# Required action 1
In the text about Total, can you reproduce the part from "De La Chevardière stresses" to "appraising investment proposals." with "steel" swapped for "metal"?
# Required action 2
Which countries are named in the text about Total?

# Extracted text
BEGIN
As the only non-Anglo-Saxon “super major,” one analyst cites a “French factor” holding back Total’s shares. Such a large company — it accounts for more than 13% of Paris’s CAC 40 index — would be expected to “pay its dues” should the country ever introduce windfall taxes, the analyst notes. The lengthy time that Total has held onto a sizeable stake in beleaguered pharmaceuticals firm Sanofi-Aventis, despite referring to it as “non-core,” could also be a sign of pressure. “There is nervousness among international investors about the potential for government intervention,” the analyst concludes.
De La Chevardière stresses the merits of Total’s French roots, noting that the company benefits from the country’s renowned engineering expertise — using “brains instead of steel” to control costs, he says — and a “very centralised and strict” process when it comes to appraising investment proposals.
For his part, Jason Kenney, an analyst at ING, considers Total “the most attractive flight-to-quality stock in the sector.” But this can be a double-edged sword, as investors pile into the stock and seem unwilling to part with it in great numbers. “You have to wonder who the marginal buyer will be, and who will sell them the shares,” he says. “It’s damned if you do, damned if you don’t.”
Charm Offensive
“There is very little oil in France, so for many years we have been chasing oil outside it,” says Patrick de La Chevardière, CFO of Total. Indeed, the Paris-based company’s first oil discovery was in Iraq in 1927. Throughout its history, one of the firm’s key strengths has been the “ability to enter into agreements with mostly everyone,” asserts the finance chief.
For example, Total was considered a “rank outsider” among the field of international suitors bidding for two minority stakes in the Shtokman project, a major gas field in Russia’s Barents Sea, recalls Neill Morton, an analyst at MF Global. But last year it emerged as state-controlled Gazprom’s first-choice partner, ending up with a stake marginally larger than StatoilHydro, which operates similar fields in neighbouring Norway. “It goes to show,” Morton says, “that behind the scenes Total can get things done.”
END
# Record excerpts
BEGIN
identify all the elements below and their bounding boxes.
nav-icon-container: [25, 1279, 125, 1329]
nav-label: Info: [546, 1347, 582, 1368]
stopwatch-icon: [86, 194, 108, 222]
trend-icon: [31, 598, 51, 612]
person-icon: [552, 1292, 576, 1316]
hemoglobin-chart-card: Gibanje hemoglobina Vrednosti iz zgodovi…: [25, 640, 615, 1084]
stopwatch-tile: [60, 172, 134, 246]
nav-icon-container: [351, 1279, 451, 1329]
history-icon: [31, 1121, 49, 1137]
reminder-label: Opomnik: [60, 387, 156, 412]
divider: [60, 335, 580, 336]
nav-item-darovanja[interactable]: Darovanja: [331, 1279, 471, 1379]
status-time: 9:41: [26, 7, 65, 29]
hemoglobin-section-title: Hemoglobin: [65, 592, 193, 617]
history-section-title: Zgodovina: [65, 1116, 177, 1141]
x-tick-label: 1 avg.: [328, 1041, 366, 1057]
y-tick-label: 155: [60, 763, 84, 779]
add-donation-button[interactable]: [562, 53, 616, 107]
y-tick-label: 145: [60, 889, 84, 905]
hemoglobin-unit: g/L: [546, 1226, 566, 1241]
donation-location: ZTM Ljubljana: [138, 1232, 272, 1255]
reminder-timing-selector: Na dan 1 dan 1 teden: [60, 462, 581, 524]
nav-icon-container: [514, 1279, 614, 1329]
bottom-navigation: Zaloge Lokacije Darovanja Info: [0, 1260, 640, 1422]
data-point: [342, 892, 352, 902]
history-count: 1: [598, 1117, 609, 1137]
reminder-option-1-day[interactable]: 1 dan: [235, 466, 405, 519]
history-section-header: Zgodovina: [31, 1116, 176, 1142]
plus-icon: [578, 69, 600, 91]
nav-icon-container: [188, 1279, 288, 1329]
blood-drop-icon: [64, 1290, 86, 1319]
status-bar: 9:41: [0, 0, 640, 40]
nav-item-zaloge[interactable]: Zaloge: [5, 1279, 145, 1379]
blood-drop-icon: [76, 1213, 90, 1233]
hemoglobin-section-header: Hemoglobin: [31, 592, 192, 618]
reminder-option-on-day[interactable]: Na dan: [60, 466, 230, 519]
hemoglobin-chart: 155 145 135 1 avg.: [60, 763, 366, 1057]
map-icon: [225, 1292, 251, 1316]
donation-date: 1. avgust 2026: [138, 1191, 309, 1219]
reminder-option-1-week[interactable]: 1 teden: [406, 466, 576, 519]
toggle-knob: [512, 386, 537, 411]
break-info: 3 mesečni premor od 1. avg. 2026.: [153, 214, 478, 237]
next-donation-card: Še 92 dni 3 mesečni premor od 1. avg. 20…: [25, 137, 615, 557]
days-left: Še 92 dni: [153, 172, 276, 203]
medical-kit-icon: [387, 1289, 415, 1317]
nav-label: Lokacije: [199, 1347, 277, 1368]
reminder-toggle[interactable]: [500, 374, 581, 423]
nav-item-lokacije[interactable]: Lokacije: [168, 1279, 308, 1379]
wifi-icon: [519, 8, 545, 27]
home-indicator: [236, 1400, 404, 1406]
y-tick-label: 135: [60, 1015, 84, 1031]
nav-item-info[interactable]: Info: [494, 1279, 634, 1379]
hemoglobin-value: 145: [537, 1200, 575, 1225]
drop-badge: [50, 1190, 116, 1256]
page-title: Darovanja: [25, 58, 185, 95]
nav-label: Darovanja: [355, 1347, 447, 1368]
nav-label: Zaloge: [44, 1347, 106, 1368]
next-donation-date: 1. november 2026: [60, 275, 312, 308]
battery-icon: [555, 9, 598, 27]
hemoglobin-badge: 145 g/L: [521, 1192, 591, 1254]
END
# Solution 1
De La Chevardière stresses the merits of Total’s French roots, noting that the company benefits from the country’s renowned engineering expertise — using “brains instead of metal” to control costs, he says — and a “very centralised and strict” process when it comes to appraising investment proposals.

# Solution 2
France, Iraq, Russia, Norway